### EXERCISE REQUIREMENTS
Each line that holds the word "image" counts once. Give the total number of such lines and nothing else.

### MATERIAL FOR THIS EXERCISE
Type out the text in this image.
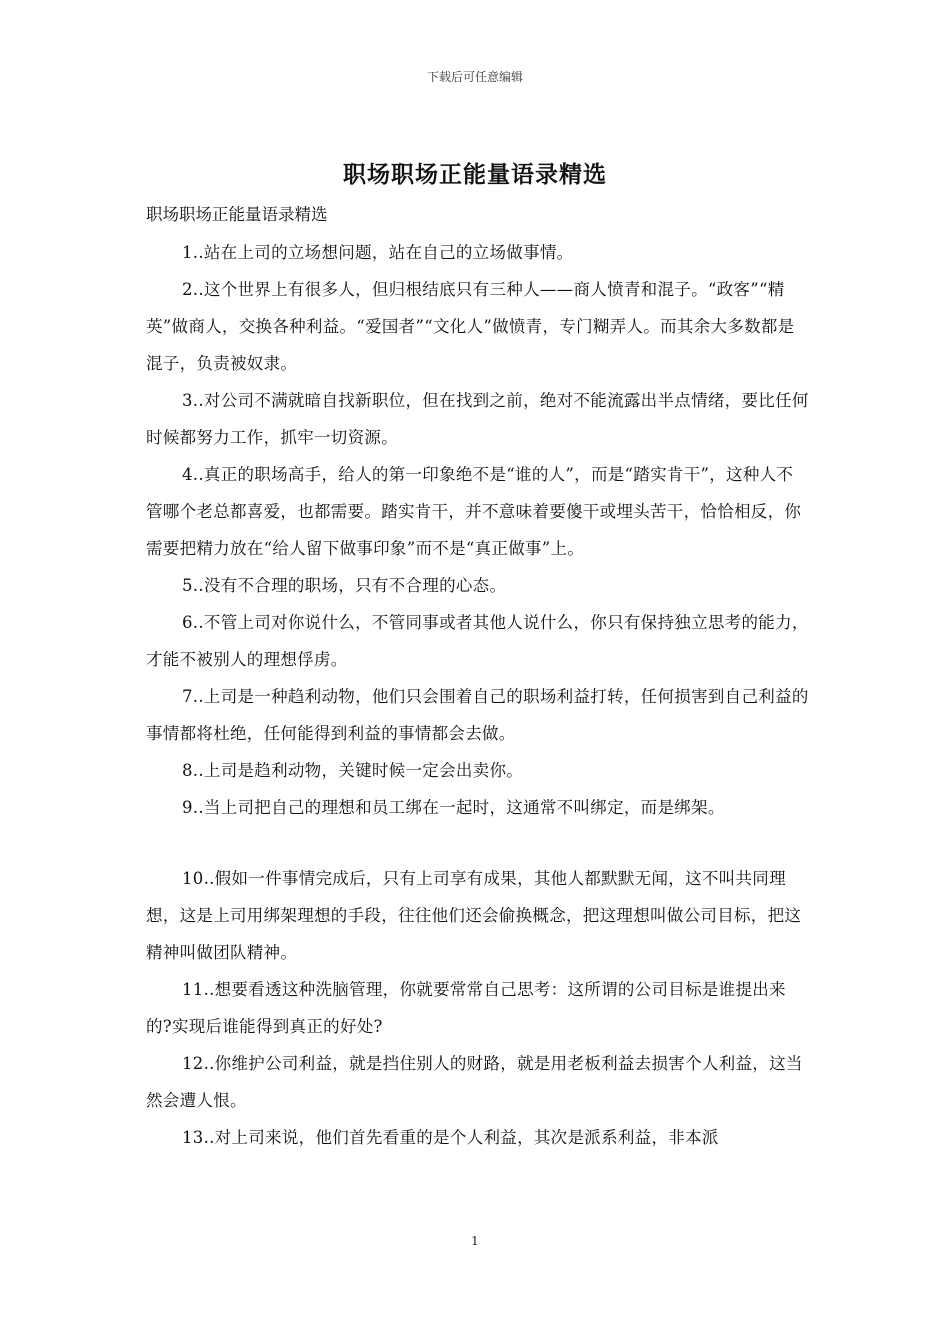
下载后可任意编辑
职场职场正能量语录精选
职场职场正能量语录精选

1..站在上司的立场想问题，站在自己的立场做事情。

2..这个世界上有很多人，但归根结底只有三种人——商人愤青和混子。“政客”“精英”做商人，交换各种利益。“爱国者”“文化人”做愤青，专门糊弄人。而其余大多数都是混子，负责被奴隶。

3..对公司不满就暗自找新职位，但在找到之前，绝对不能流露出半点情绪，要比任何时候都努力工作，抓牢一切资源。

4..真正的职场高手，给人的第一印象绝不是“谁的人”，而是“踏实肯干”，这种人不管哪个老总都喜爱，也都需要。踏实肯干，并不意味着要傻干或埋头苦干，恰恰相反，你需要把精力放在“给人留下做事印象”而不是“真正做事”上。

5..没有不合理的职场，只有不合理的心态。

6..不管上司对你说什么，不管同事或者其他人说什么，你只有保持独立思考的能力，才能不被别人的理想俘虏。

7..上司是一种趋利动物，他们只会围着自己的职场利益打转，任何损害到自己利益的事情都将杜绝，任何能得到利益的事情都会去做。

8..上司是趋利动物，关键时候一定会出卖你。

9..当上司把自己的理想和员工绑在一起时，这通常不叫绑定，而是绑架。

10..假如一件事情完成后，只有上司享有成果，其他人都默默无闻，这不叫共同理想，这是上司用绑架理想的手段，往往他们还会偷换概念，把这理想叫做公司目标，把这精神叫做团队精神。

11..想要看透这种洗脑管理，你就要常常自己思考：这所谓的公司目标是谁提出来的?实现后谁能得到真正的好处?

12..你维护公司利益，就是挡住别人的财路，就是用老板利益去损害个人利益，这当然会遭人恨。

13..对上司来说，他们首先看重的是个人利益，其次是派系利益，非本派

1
---
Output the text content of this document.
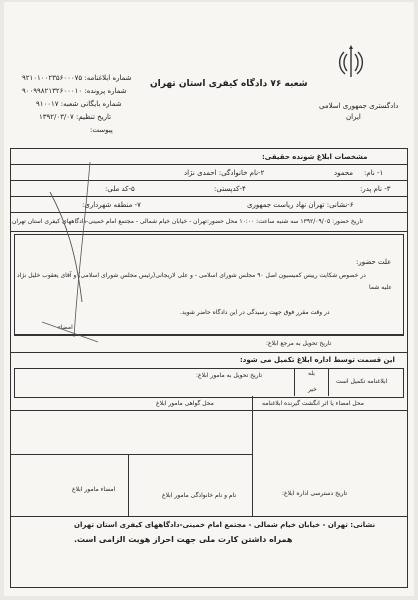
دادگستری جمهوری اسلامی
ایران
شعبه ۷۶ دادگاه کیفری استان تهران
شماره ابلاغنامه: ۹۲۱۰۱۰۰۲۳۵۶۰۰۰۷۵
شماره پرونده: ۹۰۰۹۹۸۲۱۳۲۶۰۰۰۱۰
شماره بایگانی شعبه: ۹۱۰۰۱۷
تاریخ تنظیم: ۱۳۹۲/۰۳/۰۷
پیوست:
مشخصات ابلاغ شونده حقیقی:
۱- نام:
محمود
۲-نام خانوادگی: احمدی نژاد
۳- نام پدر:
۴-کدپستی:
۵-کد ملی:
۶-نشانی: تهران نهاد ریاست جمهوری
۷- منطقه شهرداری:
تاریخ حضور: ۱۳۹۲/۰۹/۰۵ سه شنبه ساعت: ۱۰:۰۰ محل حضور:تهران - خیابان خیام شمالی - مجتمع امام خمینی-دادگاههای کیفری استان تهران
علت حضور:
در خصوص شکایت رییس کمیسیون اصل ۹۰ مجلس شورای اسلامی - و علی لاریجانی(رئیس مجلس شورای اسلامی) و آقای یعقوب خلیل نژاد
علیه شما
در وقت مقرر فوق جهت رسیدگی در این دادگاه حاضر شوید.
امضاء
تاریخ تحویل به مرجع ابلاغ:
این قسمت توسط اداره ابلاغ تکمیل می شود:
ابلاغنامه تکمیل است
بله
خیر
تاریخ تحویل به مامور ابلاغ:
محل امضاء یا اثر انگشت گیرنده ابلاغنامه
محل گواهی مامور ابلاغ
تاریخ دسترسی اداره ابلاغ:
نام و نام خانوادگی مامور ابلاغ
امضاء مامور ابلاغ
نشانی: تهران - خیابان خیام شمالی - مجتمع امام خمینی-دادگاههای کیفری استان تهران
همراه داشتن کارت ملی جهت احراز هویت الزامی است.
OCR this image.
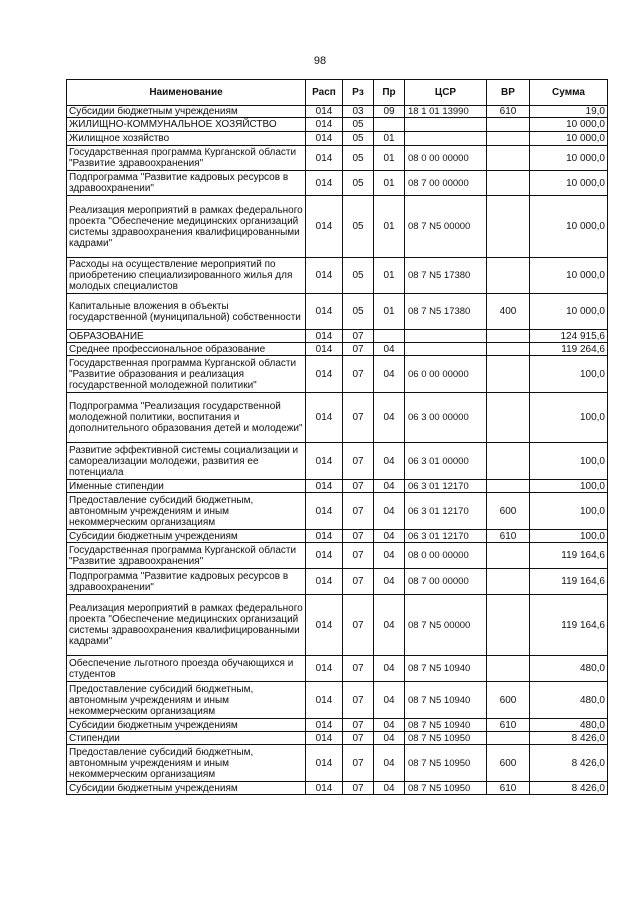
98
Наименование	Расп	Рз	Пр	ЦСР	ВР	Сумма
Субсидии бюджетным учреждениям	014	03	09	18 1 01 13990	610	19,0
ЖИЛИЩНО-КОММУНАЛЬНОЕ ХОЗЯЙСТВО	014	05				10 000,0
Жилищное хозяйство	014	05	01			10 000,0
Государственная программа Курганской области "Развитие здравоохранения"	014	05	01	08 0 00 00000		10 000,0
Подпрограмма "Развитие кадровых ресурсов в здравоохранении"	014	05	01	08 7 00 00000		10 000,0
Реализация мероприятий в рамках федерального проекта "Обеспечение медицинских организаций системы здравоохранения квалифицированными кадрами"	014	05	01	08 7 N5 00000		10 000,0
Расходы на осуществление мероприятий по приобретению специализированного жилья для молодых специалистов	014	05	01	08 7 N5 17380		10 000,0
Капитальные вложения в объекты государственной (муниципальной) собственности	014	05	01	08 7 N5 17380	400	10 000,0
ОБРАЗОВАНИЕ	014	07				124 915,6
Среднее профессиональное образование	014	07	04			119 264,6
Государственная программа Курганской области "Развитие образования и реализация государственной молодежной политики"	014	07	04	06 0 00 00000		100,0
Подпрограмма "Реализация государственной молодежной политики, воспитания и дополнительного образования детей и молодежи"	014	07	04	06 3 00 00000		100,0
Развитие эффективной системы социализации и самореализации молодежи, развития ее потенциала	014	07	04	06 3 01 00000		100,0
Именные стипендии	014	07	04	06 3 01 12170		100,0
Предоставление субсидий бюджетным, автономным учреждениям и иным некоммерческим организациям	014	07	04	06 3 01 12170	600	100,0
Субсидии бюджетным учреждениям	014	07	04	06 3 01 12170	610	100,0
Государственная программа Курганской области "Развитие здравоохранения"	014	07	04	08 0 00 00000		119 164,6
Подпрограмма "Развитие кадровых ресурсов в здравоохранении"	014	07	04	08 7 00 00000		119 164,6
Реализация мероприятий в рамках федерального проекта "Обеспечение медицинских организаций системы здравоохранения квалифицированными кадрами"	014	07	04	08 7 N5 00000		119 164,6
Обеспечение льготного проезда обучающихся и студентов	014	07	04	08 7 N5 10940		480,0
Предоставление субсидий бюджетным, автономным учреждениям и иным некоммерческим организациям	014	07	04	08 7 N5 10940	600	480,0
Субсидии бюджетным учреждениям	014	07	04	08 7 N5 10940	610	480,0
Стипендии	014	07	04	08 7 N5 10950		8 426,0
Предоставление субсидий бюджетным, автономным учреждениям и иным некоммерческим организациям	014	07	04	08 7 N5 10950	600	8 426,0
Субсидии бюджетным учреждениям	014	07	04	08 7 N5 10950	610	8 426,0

### SOLVED PROBLEM
2